(Source records)
__________________________________________________

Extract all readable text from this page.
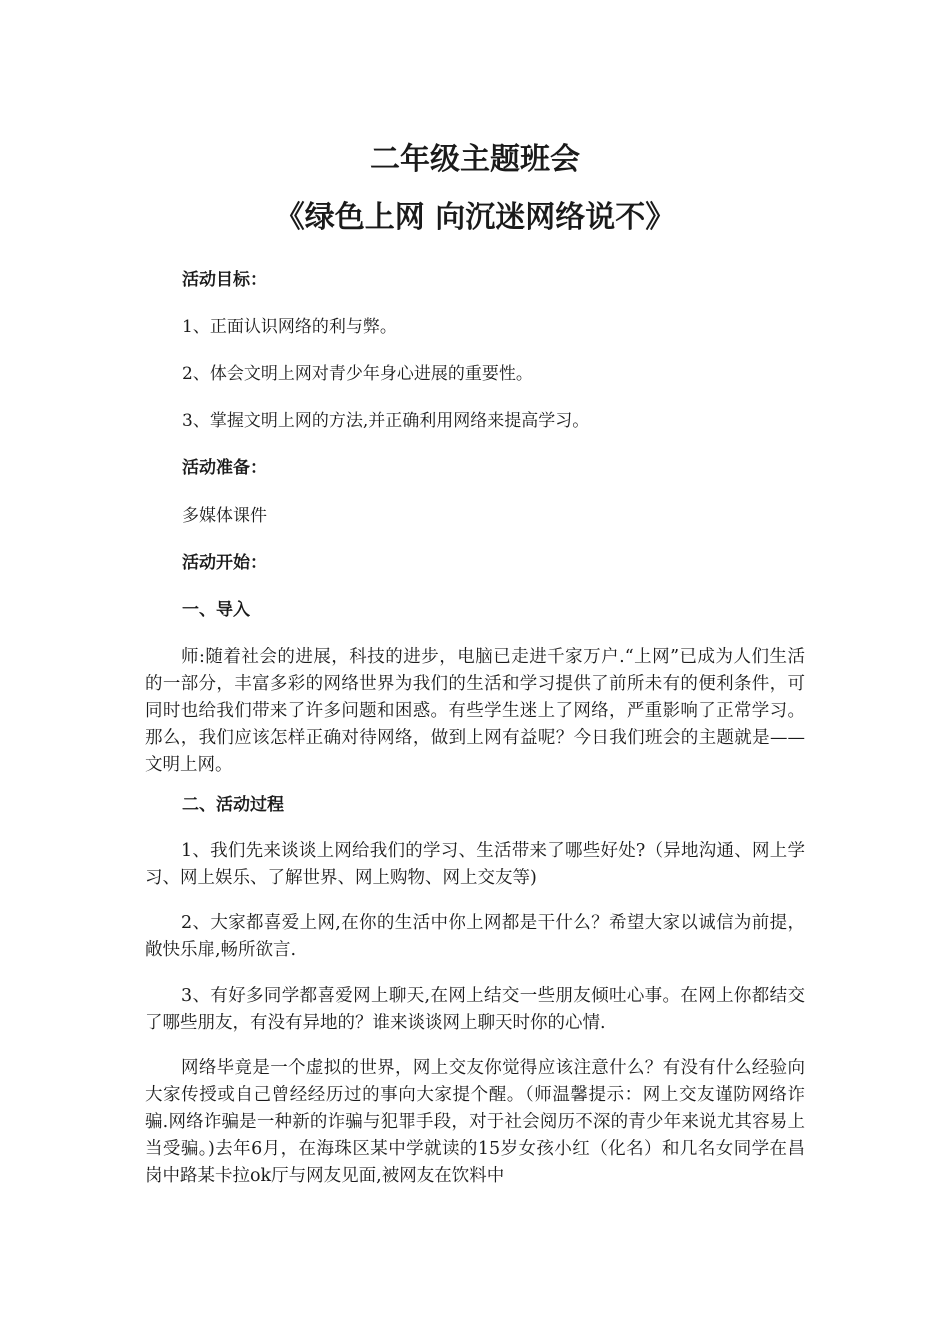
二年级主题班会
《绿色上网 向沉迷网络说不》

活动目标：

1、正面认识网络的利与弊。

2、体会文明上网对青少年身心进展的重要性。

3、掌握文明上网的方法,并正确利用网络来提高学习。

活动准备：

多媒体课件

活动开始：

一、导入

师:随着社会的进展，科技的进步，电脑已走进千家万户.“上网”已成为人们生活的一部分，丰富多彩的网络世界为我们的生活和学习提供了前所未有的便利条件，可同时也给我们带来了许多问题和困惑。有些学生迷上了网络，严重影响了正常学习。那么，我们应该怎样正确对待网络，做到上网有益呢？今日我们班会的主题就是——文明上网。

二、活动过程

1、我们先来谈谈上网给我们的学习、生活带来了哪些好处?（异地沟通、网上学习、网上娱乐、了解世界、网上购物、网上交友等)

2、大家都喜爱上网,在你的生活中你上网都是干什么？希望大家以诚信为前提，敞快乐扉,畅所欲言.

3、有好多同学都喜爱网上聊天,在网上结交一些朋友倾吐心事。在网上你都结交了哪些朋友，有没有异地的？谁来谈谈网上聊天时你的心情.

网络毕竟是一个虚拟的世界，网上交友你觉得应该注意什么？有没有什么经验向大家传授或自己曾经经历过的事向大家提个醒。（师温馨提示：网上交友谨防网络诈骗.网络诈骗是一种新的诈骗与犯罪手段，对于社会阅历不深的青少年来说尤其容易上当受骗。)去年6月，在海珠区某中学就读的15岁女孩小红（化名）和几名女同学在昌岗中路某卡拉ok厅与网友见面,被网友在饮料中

__________________________________________________

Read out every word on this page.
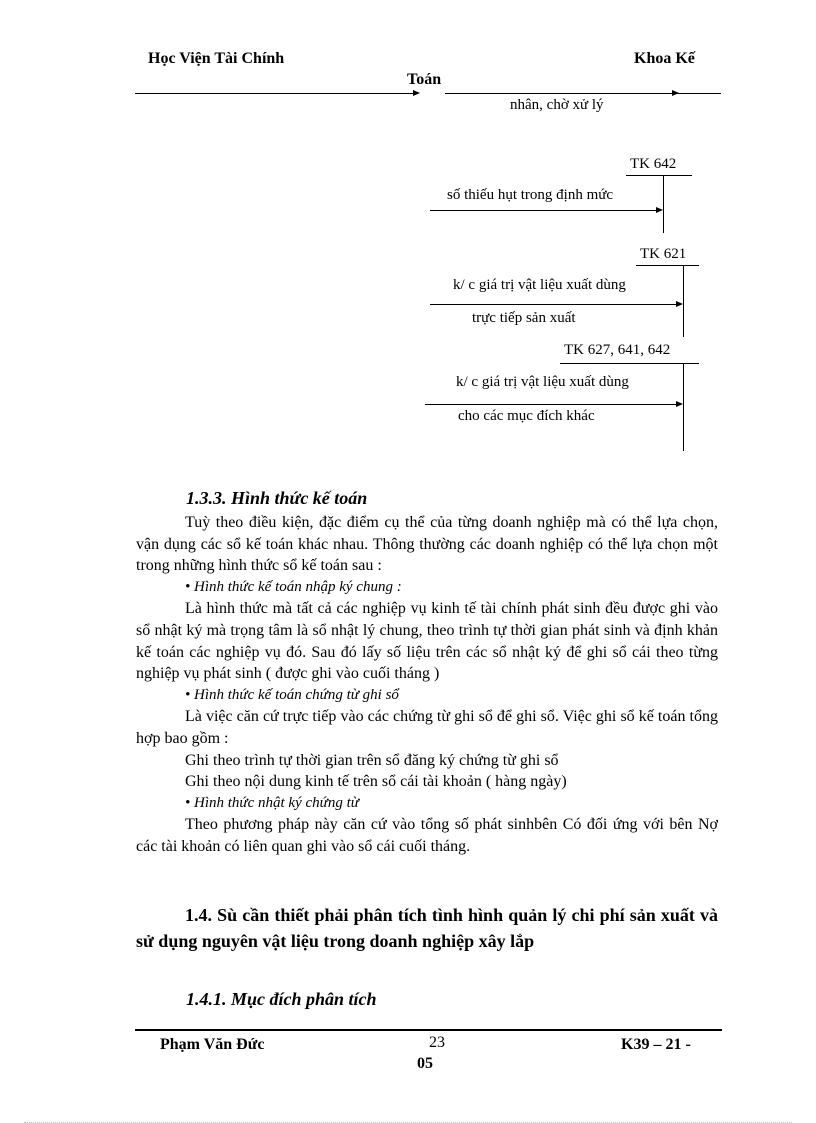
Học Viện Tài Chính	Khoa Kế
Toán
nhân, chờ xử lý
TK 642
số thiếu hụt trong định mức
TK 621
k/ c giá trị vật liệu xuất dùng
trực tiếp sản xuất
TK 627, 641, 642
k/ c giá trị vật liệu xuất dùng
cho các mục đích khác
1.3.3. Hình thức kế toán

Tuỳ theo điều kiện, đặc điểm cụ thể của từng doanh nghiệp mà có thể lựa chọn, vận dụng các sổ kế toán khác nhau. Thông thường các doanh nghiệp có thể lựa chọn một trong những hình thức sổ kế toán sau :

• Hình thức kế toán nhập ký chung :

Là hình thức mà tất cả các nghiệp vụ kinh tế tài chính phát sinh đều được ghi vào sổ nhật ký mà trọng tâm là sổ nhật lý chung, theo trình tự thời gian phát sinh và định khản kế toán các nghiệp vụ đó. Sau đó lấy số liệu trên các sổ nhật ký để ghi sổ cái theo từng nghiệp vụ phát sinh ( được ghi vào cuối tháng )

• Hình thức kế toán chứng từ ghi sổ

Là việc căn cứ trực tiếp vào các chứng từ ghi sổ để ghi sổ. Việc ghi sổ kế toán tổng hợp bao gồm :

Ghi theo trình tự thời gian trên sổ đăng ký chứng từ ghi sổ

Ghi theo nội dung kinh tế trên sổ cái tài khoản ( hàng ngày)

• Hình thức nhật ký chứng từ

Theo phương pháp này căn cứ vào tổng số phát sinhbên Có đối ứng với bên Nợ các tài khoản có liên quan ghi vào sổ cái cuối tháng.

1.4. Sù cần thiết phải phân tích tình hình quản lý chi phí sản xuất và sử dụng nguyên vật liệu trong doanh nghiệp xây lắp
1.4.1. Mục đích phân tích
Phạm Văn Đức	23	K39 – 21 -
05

__________________________________________________

Given exercise ▸ Take each line of the material that contains the word "kinh" and list it.

Solution for this exercise ▸
Là hình thức mà tất cả các nghiệp vụ kinh tế tài chính phát sinh đều được ghi vào sổ nhật ký mà trọng tâm là sổ nhật lý chung, theo trình tự thời gian phát sinh và định khản kế toán các nghiệp vụ đó. Sau đó lấy số liệu trên các sổ nhật ký để ghi sổ cái theo từng nghiệp vụ phát sinh ( được ghi vào cuối tháng )
Ghi theo nội dung kinh tế trên sổ cái tài khoản ( hàng ngày)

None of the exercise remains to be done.